PROBLEM STATEMENT -
Return, word for word, every line that follows.
##### DATA SHOWN
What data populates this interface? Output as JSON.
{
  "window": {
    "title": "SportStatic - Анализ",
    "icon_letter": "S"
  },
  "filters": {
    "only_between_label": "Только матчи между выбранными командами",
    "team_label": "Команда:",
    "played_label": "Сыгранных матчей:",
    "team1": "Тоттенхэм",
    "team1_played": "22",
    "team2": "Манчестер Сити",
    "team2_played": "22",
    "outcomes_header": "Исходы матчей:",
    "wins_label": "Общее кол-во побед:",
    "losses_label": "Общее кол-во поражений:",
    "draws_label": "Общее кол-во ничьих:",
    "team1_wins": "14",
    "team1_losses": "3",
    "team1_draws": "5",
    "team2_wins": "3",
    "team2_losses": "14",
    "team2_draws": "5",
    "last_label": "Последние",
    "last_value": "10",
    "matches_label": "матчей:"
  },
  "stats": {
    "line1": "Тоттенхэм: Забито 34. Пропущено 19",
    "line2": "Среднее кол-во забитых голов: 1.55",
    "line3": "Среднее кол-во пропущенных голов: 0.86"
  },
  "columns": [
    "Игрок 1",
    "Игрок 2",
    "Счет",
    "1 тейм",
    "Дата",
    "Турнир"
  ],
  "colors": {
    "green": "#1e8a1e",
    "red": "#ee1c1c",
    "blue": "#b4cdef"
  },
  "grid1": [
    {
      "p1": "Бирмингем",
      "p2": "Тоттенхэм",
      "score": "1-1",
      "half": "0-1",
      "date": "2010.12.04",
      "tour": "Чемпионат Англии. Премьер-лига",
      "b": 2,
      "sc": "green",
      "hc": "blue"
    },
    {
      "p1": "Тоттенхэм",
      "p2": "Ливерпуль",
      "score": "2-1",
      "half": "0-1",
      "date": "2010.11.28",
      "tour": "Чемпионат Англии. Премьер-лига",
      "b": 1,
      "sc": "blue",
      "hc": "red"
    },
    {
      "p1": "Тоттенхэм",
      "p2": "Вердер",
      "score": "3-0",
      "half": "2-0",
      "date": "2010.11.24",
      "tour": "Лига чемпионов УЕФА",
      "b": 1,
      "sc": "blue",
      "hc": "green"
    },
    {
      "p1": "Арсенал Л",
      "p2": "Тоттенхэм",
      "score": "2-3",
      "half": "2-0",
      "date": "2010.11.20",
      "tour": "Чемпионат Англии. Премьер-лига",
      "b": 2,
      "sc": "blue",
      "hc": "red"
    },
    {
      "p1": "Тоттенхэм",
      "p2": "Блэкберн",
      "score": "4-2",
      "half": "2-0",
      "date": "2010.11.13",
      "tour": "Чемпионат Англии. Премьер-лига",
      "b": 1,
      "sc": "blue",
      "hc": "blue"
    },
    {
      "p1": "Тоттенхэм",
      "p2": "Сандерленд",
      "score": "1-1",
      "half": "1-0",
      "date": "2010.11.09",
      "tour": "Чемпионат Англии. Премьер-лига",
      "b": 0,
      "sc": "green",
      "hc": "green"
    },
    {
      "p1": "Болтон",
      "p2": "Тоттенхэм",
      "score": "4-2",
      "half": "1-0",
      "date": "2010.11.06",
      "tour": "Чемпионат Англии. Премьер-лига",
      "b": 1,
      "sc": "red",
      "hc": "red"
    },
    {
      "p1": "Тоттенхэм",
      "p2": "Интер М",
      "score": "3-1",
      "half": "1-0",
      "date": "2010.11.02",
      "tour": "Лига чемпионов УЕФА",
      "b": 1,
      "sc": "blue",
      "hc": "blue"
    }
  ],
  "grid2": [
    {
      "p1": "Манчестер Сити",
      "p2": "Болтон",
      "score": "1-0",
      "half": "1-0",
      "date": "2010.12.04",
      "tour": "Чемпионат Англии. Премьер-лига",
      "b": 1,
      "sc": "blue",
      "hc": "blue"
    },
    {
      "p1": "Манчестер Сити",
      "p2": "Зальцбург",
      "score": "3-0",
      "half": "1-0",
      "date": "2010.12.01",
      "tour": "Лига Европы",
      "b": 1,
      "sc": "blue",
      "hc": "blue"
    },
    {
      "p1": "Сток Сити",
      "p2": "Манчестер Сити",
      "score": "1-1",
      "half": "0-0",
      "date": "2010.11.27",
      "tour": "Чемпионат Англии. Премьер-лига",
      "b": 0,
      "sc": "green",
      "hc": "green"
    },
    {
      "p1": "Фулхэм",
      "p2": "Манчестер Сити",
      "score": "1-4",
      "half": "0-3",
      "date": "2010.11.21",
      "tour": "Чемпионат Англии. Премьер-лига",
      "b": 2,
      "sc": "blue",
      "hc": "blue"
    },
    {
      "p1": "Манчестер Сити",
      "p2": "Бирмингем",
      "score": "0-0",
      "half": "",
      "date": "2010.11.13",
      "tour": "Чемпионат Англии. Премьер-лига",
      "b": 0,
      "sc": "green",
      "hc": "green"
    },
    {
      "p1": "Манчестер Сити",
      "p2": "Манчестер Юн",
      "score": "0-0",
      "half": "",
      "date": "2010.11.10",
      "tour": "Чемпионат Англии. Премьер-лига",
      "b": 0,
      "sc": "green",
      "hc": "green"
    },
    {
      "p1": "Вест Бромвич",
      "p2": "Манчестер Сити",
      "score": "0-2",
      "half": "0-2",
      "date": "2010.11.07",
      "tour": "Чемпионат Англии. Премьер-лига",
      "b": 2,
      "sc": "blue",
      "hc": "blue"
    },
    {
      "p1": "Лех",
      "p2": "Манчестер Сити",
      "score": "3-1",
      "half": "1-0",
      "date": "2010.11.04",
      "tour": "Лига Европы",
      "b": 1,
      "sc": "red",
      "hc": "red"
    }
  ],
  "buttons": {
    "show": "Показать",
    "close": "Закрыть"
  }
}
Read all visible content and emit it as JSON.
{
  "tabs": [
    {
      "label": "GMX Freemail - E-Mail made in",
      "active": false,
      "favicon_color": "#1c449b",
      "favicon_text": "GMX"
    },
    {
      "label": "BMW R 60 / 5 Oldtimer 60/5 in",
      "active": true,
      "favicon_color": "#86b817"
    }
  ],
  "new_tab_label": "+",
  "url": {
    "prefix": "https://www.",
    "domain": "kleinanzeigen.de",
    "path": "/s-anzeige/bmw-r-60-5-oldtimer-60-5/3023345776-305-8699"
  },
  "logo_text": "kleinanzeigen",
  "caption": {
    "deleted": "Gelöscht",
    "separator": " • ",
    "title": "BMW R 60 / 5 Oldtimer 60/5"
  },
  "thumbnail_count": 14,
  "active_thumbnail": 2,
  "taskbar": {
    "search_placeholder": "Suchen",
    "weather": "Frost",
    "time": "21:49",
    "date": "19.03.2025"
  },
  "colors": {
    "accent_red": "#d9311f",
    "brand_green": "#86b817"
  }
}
##########
OUTPUT FOR THIS EXERCISE -
What data populates this interface? Output as JSON.
{
  "window": {
    "title": "SportStatic - Анализ",
    "icon_letter": "S"
  },
  "filters": {
    "only_between_label": "Только матчи между выбранными командами",
    "team_label": "Команда:",
    "played_label": "Сыгранных матчей:",
    "team1": "Тоттенхэм",
    "team1_played": "22",
    "team2": "Манчестер Сити",
    "team2_played": "22",
    "outcomes_header": "Исходы матчей:",
    "wins_label": "Общее кол-во побед:",
    "losses_label": "Общее кол-во поражений:",
    "draws_label": "Общее кол-во ничьих:",
    "team1_wins": "14",
    "team1_losses": "3",
    "team1_draws": "5",
    "team2_wins": "3",
    "team2_losses": "14",
    "team2_draws": "5",
    "last_label": "Последние",
    "last_value": "10",
    "matches_label": "матчей:"
  },
  "stats": {
    "line1": "Тоттенхэм: Забито 34. Пропущено 19",
    "line2": "Среднее кол-во забитых голов: 1.55",
    "line3": "Среднее кол-во пропущенных голов: 0.86"
  },
  "columns": [
    "Игрок 1",
    "Игрок 2",
    "Счет",
    "1 тейм",
    "Дата",
    "Турнир"
  ],
  "colors": {
    "green": "#1e8a1e",
    "red": "#ee1c1c",
    "blue": "#b4cdef"
  },
  "grid1": [
    {
      "p1": "Бирмингем",
      "p2": "Тоттенхэм",
      "score": "1-1",
      "half": "0-1",
      "date": "2010.12.04",
      "tour": "Чемпионат Англии. Премьер-лига",
      "b": 2,
      "sc": "green",
      "hc": "blue"
    },
    {
      "p1": "Тоттенхэм",
      "p2": "Ливерпуль",
      "score": "2-1",
      "half": "0-1",
      "date": "2010.11.28",
      "tour": "Чемпионат Англии. Премьер-лига",
      "b": 1,
      "sc": "blue",
      "hc": "red"
    },
    {
      "p1": "Тоттенхэм",
      "p2": "Вердер",
      "score": "3-0",
      "half": "2-0",
      "date": "2010.11.24",
      "tour": "Лига чемпионов УЕФА",
      "b": 1,
      "sc": "blue",
      "hc": "green"
    },
    {
      "p1": "Арсенал Л",
      "p2": "Тоттенхэм",
      "score": "2-3",
      "half": "2-0",
      "date": "2010.11.20",
      "tour": "Чемпионат Англии. Премьер-лига",
      "b": 2,
      "sc": "blue",
      "hc": "red"
    },
    {
      "p1": "Тоттенхэм",
      "p2": "Блэкберн",
      "score": "4-2",
      "half": "2-0",
      "date": "2010.11.13",
      "tour": "Чемпионат Англии. Премьер-лига",
      "b": 1,
      "sc": "blue",
      "hc": "blue"
    },
    {
      "p1": "Тоттенхэм",
      "p2": "Сандерленд",
      "score": "1-1",
      "half": "1-0",
      "date": "2010.11.09",
      "tour": "Чемпионат Англии. Премьер-лига",
      "b": 0,
      "sc": "green",
      "hc": "green"
    },
    {
      "p1": "Болтон",
      "p2": "Тоттенхэм",
      "score": "4-2",
      "half": "1-0",
      "date": "2010.11.06",
      "tour": "Чемпионат Англии. Премьер-лига",
      "b": 1,
      "sc": "red",
      "hc": "red"
    },
    {
      "p1": "Тоттенхэм",
      "p2": "Интер М",
      "score": "3-1",
      "half": "1-0",
      "date": "2010.11.02",
      "tour": "Лига чемпионов УЕФА",
      "b": 1,
      "sc": "blue",
      "hc": "blue"
    }
  ],
  "grid2": [
    {
      "p1": "Манчестер Сити",
      "p2": "Болтон",
      "score": "1-0",
      "half": "1-0",
      "date": "2010.12.04",
      "tour": "Чемпионат Англии. Премьер-лига",
      "b": 1,
      "sc": "blue",
      "hc": "blue"
    },
    {
      "p1": "Манчестер Сити",
      "p2": "Зальцбург",
      "score": "3-0",
      "half": "1-0",
      "date": "2010.12.01",
      "tour": "Лига Европы",
      "b": 1,
      "sc": "blue",
      "hc": "blue"
    },
    {
      "p1": "Сток Сити",
      "p2": "Манчестер Сити",
      "score": "1-1",
      "half": "0-0",
      "date": "2010.11.27",
      "tour": "Чемпионат Англии. Премьер-лига",
      "b": 0,
      "sc": "green",
      "hc": "green"
    },
    {
      "p1": "Фулхэм",
      "p2": "Манчестер Сити",
      "score": "1-4",
      "half": "0-3",
      "date": "2010.11.21",
      "tour": "Чемпионат Англии. Премьер-лига",
      "b": 2,
      "sc": "blue",
      "hc": "blue"
    },
    {
      "p1": "Манчестер Сити",
      "p2": "Бирмингем",
      "score": "0-0",
      "half": "",
      "date": "2010.11.13",
      "tour": "Чемпионат Англии. Премьер-лига",
      "b": 0,
      "sc": "green",
      "hc": "green"
    },
    {
      "p1": "Манчестер Сити",
      "p2": "Манчестер Юн",
      "score": "0-0",
      "half": "",
      "date": "2010.11.10",
      "tour": "Чемпионат Англии. Премьер-лига",
      "b": 0,
      "sc": "green",
      "hc": "green"
    },
    {
      "p1": "Вест Бромвич",
      "p2": "Манчестер Сити",
      "score": "0-2",
      "half": "0-2",
      "date": "2010.11.07",
      "tour": "Чемпионат Англии. Премьер-лига",
      "b": 2,
      "sc": "blue",
      "hc": "blue"
    },
    {
      "p1": "Лех",
      "p2": "Манчестер Сити",
      "score": "3-1",
      "half": "1-0",
      "date": "2010.11.04",
      "tour": "Лига Европы",
      "b": 1,
      "sc": "red",
      "hc": "red"
    }
  ],
  "buttons": {
    "show": "Показать",
    "close": "Закрыть"
  }
}
Read all visible content and emit it as JSON.
{
  "tabs": [
    {
      "label": "GMX Freemail - E-Mail made in",
      "active": false,
      "favicon_color": "#1c449b",
      "favicon_text": "GMX"
    },
    {
      "label": "BMW R 60 / 5 Oldtimer 60/5 in",
      "active": true,
      "favicon_color": "#86b817"
    }
  ],
  "new_tab_label": "+",
  "url": {
    "prefix": "https://www.",
    "domain": "kleinanzeigen.de",
    "path": "/s-anzeige/bmw-r-60-5-oldtimer-60-5/3023345776-305-8699"
  },
  "logo_text": "kleinanzeigen",
  "caption": {
    "deleted": "Gelöscht",
    "separator": " • ",
    "title": "BMW R 60 / 5 Oldtimer 60/5"
  },
  "thumbnail_count": 14,
  "active_thumbnail": 2,
  "taskbar": {
    "search_placeholder": "Suchen",
    "weather": "Frost",
    "time": "21:49",
    "date": "19.03.2025"
  },
  "colors": {
    "accent_red": "#d9311f",
    "brand_green": "#86b817"
  }
}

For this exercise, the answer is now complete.